--- Data to use Enclosed Below ---

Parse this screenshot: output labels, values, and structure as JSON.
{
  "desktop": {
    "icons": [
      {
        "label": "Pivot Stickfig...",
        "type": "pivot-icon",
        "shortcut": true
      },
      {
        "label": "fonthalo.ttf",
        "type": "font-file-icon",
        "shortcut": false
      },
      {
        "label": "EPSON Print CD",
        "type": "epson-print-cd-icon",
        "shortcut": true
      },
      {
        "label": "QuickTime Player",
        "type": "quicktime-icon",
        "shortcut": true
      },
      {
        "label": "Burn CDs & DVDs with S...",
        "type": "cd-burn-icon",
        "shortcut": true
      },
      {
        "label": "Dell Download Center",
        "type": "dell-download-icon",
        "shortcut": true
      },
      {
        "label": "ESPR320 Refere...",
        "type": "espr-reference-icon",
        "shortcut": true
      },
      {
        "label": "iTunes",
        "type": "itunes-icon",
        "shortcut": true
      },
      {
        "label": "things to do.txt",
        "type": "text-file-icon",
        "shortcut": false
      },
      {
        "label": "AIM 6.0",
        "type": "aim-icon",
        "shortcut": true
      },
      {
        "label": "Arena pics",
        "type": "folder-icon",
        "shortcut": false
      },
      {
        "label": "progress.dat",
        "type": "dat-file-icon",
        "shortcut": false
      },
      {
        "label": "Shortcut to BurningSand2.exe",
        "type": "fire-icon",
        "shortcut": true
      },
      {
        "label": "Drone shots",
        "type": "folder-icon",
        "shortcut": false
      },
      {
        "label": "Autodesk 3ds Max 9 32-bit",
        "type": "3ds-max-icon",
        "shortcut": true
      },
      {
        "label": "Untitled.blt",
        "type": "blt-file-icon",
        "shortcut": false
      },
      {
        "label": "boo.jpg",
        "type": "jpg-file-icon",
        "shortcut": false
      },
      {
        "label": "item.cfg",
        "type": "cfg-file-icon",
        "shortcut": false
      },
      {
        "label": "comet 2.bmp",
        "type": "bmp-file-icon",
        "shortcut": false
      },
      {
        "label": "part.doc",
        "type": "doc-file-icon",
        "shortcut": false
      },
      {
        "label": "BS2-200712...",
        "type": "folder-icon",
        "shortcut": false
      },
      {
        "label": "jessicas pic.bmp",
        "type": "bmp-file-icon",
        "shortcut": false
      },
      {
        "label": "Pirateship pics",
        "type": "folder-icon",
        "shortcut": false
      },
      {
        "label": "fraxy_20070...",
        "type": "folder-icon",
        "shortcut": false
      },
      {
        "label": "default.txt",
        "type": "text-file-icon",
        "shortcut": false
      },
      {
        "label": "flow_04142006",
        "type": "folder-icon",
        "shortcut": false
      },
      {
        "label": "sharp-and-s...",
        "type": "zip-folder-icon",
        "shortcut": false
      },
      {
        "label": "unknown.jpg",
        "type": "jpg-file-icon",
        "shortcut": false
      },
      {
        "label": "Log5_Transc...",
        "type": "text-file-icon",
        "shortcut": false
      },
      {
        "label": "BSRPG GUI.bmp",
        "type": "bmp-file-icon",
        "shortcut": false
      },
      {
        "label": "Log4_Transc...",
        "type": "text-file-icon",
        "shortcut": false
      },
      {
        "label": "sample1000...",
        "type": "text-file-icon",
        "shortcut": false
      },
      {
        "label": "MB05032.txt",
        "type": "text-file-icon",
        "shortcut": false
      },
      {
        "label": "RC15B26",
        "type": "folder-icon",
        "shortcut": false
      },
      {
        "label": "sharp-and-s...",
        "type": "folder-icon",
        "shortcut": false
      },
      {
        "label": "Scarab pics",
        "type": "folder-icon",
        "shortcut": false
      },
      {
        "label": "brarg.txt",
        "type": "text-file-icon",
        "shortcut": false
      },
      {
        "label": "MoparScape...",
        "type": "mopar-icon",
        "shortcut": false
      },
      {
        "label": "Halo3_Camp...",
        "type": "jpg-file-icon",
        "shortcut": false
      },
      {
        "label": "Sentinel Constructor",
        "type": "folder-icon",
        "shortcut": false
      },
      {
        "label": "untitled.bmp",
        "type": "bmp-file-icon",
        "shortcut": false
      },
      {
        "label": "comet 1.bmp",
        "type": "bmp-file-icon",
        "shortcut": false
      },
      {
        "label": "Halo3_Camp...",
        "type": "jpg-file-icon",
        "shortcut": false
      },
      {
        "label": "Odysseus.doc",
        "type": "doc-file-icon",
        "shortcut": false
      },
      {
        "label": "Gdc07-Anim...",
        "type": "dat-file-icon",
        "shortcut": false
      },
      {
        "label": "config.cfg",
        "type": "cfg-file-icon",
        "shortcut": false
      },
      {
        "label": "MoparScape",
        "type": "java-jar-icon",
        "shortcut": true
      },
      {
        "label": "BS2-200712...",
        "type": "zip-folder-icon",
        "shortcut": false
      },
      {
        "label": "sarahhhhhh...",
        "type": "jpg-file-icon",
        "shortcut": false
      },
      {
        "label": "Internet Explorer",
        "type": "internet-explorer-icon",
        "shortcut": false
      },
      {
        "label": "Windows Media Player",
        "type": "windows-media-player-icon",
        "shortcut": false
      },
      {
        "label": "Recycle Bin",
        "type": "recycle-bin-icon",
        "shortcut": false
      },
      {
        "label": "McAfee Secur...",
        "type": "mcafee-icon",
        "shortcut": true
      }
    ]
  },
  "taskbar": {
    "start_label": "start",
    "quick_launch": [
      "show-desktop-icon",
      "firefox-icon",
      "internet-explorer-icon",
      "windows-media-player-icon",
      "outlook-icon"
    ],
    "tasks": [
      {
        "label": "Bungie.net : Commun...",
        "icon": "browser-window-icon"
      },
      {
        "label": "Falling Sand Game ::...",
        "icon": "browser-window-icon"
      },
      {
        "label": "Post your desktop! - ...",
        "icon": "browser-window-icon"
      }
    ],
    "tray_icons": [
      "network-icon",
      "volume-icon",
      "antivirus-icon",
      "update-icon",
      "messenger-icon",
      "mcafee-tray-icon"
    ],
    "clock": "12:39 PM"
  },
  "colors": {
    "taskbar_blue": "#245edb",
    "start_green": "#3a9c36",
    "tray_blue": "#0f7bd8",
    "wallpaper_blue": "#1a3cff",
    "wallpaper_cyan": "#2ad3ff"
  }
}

--- End of Enclosed Data to use ---

▶ **Exercise brief**:
Every line of data must be returned unchanged.

▶ **Problem solution**:
Parse this screenshot: output labels, values, and structure as JSON.
{
  "desktop": {
    "icons": [
      {
        "label": "Pivot Stickfig...",
        "type": "pivot-icon",
        "shortcut": true
      },
      {
        "label": "fonthalo.ttf",
        "type": "font-file-icon",
        "shortcut": false
      },
      {
        "label": "EPSON Print CD",
        "type": "epson-print-cd-icon",
        "shortcut": true
      },
      {
        "label": "QuickTime Player",
        "type": "quicktime-icon",
        "shortcut": true
      },
      {
        "label": "Burn CDs & DVDs with S...",
        "type": "cd-burn-icon",
        "shortcut": true
      },
      {
        "label": "Dell Download Center",
        "type": "dell-download-icon",
        "shortcut": true
      },
      {
        "label": "ESPR320 Refere...",
        "type": "espr-reference-icon",
        "shortcut": true
      },
      {
        "label": "iTunes",
        "type": "itunes-icon",
        "shortcut": true
      },
      {
        "label": "things to do.txt",
        "type": "text-file-icon",
        "shortcut": false
      },
      {
        "label": "AIM 6.0",
        "type": "aim-icon",
        "shortcut": true
      },
      {
        "label": "Arena pics",
        "type": "folder-icon",
        "shortcut": false
      },
      {
        "label": "progress.dat",
        "type": "dat-file-icon",
        "shortcut": false
      },
      {
        "label": "Shortcut to BurningSand2.exe",
        "type": "fire-icon",
        "shortcut": true
      },
      {
        "label": "Drone shots",
        "type": "folder-icon",
        "shortcut": false
      },
      {
        "label": "Autodesk 3ds Max 9 32-bit",
        "type": "3ds-max-icon",
        "shortcut": true
      },
      {
        "label": "Untitled.blt",
        "type": "blt-file-icon",
        "shortcut": false
      },
      {
        "label": "boo.jpg",
        "type": "jpg-file-icon",
        "shortcut": false
      },
      {
        "label": "item.cfg",
        "type": "cfg-file-icon",
        "shortcut": false
      },
      {
        "label": "comet 2.bmp",
        "type": "bmp-file-icon",
        "shortcut": false
      },
      {
        "label": "part.doc",
        "type": "doc-file-icon",
        "shortcut": false
      },
      {
        "label": "BS2-200712...",
        "type": "folder-icon",
        "shortcut": false
      },
      {
        "label": "jessicas pic.bmp",
        "type": "bmp-file-icon",
        "shortcut": false
      },
      {
        "label": "Pirateship pics",
        "type": "folder-icon",
        "shortcut": false
      },
      {
        "label": "fraxy_20070...",
        "type": "folder-icon",
        "shortcut": false
      },
      {
        "label": "default.txt",
        "type": "text-file-icon",
        "shortcut": false
      },
      {
        "label": "flow_04142006",
        "type": "folder-icon",
        "shortcut": false
      },
      {
        "label": "sharp-and-s...",
        "type": "zip-folder-icon",
        "shortcut": false
      },
      {
        "label": "unknown.jpg",
        "type": "jpg-file-icon",
        "shortcut": false
      },
      {
        "label": "Log5_Transc...",
        "type": "text-file-icon",
        "shortcut": false
      },
      {
        "label": "BSRPG GUI.bmp",
        "type": "bmp-file-icon",
        "shortcut": false
      },
      {
        "label": "Log4_Transc...",
        "type": "text-file-icon",
        "shortcut": false
      },
      {
        "label": "sample1000...",
        "type": "text-file-icon",
        "shortcut": false
      },
      {
        "label": "MB05032.txt",
        "type": "text-file-icon",
        "shortcut": false
      },
      {
        "label": "RC15B26",
        "type": "folder-icon",
        "shortcut": false
      },
      {
        "label": "sharp-and-s...",
        "type": "folder-icon",
        "shortcut": false
      },
      {
        "label": "Scarab pics",
        "type": "folder-icon",
        "shortcut": false
      },
      {
        "label": "brarg.txt",
        "type": "text-file-icon",
        "shortcut": false
      },
      {
        "label": "MoparScape...",
        "type": "mopar-icon",
        "shortcut": false
      },
      {
        "label": "Halo3_Camp...",
        "type": "jpg-file-icon",
        "shortcut": false
      },
      {
        "label": "Sentinel Constructor",
        "type": "folder-icon",
        "shortcut": false
      },
      {
        "label": "untitled.bmp",
        "type": "bmp-file-icon",
        "shortcut": false
      },
      {
        "label": "comet 1.bmp",
        "type": "bmp-file-icon",
        "shortcut": false
      },
      {
        "label": "Halo3_Camp...",
        "type": "jpg-file-icon",
        "shortcut": false
      },
      {
        "label": "Odysseus.doc",
        "type": "doc-file-icon",
        "shortcut": false
      },
      {
        "label": "Gdc07-Anim...",
        "type": "dat-file-icon",
        "shortcut": false
      },
      {
        "label": "config.cfg",
        "type": "cfg-file-icon",
        "shortcut": false
      },
      {
        "label": "MoparScape",
        "type": "java-jar-icon",
        "shortcut": true
      },
      {
        "label": "BS2-200712...",
        "type": "zip-folder-icon",
        "shortcut": false
      },
      {
        "label": "sarahhhhhh...",
        "type": "jpg-file-icon",
        "shortcut": false
      },
      {
        "label": "Internet Explorer",
        "type": "internet-explorer-icon",
        "shortcut": false
      },
      {
        "label": "Windows Media Player",
        "type": "windows-media-player-icon",
        "shortcut": false
      },
      {
        "label": "Recycle Bin",
        "type": "recycle-bin-icon",
        "shortcut": false
      },
      {
        "label": "McAfee Secur...",
        "type": "mcafee-icon",
        "shortcut": true
      }
    ]
  },
  "taskbar": {
    "start_label": "start",
    "quick_launch": [
      "show-desktop-icon",
      "firefox-icon",
      "internet-explorer-icon",
      "windows-media-player-icon",
      "outlook-icon"
    ],
    "tasks": [
      {
        "label": "Bungie.net : Commun...",
        "icon": "browser-window-icon"
      },
      {
        "label": "Falling Sand Game ::...",
        "icon": "browser-window-icon"
      },
      {
        "label": "Post your desktop! - ...",
        "icon": "browser-window-icon"
      }
    ],
    "tray_icons": [
      "network-icon",
      "volume-icon",
      "antivirus-icon",
      "update-icon",
      "messenger-icon",
      "mcafee-tray-icon"
    ],
    "clock": "12:39 PM"
  },
  "colors": {
    "taskbar_blue": "#245edb",
    "start_green": "#3a9c36",
    "tray_blue": "#0f7bd8",
    "wallpaper_blue": "#1a3cff",
    "wallpaper_cyan": "#2ad3ff"
  }
}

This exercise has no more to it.